**What to do**
Find the lines holding "JSON" and copy them.

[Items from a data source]
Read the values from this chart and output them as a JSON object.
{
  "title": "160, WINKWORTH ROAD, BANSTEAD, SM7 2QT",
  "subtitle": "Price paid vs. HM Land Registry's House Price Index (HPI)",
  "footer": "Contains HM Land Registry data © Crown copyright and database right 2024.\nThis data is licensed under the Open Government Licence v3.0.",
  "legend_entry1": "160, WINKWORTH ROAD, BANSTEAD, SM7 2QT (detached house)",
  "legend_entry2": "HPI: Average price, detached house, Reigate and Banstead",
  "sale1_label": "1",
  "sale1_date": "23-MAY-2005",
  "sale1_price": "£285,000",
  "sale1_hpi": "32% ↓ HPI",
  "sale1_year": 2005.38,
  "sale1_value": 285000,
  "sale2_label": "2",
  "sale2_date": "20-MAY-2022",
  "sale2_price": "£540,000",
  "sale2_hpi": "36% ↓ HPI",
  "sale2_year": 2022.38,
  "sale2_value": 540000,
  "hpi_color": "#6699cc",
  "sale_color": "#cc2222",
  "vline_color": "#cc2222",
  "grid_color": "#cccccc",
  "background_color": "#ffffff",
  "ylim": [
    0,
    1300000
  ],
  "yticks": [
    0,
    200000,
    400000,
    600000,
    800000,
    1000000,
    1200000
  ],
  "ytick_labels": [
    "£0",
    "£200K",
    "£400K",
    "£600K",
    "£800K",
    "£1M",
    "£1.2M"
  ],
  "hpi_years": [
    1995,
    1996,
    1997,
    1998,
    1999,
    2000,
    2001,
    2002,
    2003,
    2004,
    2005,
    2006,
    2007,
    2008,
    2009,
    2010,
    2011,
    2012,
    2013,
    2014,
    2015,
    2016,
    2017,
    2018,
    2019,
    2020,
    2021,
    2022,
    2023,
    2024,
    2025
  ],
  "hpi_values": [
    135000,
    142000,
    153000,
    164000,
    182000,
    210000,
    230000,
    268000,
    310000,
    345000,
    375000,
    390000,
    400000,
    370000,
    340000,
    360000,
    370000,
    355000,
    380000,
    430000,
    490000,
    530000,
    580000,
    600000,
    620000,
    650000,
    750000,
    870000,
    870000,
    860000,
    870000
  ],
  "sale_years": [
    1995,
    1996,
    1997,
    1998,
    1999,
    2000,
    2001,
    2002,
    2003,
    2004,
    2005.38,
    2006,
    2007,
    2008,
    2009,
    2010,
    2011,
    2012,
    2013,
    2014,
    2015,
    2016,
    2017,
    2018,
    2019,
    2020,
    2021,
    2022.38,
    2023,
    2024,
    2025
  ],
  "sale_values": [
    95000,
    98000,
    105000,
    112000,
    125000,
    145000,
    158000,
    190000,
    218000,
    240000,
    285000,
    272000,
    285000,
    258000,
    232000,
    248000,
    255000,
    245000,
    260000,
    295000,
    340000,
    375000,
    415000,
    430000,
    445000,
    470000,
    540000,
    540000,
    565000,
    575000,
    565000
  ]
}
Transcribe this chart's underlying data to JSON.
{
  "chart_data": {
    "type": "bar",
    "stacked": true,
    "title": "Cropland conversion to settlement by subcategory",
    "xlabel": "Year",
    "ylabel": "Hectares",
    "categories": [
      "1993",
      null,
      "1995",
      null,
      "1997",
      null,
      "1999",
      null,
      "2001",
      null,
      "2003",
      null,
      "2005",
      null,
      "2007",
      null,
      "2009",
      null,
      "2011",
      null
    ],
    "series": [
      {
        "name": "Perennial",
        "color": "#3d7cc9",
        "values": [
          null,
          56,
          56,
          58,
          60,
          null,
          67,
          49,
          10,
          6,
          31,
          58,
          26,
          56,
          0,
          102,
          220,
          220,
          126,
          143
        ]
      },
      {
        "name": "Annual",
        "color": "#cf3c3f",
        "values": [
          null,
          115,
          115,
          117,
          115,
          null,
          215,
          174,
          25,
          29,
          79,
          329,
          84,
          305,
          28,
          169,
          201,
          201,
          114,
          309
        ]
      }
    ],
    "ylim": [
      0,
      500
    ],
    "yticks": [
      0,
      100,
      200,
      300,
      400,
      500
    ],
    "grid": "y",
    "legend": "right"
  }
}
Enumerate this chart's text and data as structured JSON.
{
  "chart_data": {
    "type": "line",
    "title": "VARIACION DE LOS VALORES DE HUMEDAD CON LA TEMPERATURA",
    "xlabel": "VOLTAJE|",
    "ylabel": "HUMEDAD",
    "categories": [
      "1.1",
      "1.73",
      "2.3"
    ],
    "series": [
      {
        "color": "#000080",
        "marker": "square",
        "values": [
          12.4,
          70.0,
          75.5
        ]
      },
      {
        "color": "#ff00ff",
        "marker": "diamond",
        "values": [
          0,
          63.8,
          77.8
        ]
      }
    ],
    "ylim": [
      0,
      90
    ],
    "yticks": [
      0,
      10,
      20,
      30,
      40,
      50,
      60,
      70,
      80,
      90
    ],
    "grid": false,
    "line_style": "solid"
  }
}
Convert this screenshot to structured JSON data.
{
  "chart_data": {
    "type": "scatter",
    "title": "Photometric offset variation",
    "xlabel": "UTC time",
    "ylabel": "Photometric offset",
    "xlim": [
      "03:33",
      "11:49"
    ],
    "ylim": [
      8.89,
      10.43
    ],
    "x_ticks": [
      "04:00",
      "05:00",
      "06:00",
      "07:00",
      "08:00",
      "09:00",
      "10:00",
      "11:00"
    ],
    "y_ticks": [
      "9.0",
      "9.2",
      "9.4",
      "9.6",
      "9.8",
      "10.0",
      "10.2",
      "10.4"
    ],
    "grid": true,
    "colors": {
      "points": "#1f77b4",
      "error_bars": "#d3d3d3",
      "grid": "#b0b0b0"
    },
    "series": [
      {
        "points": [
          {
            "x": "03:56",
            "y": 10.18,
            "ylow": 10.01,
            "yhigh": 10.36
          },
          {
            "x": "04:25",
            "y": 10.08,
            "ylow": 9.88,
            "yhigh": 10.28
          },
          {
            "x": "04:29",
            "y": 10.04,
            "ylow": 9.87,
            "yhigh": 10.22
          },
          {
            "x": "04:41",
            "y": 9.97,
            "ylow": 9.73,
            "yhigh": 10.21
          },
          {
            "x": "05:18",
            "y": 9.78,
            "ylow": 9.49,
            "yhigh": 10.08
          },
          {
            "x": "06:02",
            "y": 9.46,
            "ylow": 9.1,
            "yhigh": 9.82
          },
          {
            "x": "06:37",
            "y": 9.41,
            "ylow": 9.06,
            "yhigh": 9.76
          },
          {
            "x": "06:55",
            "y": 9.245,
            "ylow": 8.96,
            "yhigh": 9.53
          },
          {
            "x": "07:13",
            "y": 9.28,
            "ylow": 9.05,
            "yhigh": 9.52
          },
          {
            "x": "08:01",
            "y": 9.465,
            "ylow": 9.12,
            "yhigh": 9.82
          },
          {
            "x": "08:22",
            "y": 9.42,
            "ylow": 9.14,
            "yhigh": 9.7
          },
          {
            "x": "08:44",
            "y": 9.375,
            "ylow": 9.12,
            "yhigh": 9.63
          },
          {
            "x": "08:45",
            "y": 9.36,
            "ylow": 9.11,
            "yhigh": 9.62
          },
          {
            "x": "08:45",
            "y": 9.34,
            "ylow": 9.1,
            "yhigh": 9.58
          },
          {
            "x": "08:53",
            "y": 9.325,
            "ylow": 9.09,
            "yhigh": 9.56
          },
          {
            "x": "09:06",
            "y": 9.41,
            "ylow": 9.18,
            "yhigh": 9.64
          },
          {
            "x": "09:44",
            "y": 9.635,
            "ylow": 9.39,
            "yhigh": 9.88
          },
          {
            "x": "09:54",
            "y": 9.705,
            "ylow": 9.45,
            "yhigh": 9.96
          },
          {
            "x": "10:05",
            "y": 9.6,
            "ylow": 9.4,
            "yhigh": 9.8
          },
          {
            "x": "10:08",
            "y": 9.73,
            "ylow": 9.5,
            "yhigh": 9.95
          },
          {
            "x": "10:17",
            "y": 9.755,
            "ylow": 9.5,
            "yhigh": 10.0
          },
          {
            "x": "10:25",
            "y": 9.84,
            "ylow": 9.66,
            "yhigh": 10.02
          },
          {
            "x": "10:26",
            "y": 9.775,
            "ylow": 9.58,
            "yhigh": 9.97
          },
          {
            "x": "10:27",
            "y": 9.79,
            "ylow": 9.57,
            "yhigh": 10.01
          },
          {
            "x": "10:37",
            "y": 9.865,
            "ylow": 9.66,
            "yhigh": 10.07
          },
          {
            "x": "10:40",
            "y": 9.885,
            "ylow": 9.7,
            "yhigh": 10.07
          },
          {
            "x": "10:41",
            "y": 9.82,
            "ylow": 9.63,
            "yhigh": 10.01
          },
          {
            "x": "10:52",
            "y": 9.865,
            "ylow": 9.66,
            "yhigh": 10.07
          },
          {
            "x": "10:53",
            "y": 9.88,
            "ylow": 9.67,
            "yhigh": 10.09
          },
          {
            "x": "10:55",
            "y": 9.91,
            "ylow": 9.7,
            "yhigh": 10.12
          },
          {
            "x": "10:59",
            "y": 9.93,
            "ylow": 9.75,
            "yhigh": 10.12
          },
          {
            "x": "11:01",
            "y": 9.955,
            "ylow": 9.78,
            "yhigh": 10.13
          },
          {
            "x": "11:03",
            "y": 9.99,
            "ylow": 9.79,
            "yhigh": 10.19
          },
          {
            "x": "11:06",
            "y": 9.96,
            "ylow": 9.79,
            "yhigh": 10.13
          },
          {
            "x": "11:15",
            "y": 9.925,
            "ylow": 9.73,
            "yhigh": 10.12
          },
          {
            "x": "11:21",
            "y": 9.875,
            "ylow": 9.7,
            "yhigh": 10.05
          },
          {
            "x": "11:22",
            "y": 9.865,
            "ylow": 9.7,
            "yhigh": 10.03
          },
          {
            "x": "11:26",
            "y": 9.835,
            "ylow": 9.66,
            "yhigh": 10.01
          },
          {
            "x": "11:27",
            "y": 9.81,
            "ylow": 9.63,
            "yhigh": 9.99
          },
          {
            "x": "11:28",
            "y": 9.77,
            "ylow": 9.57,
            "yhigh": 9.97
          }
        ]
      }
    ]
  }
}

**Solved problem**
Read the values from this chart and output them as a JSON object.
Transcribe this chart's underlying data to JSON.
Enumerate this chart's text and data as structured JSON.
Convert this screenshot to structured JSON data.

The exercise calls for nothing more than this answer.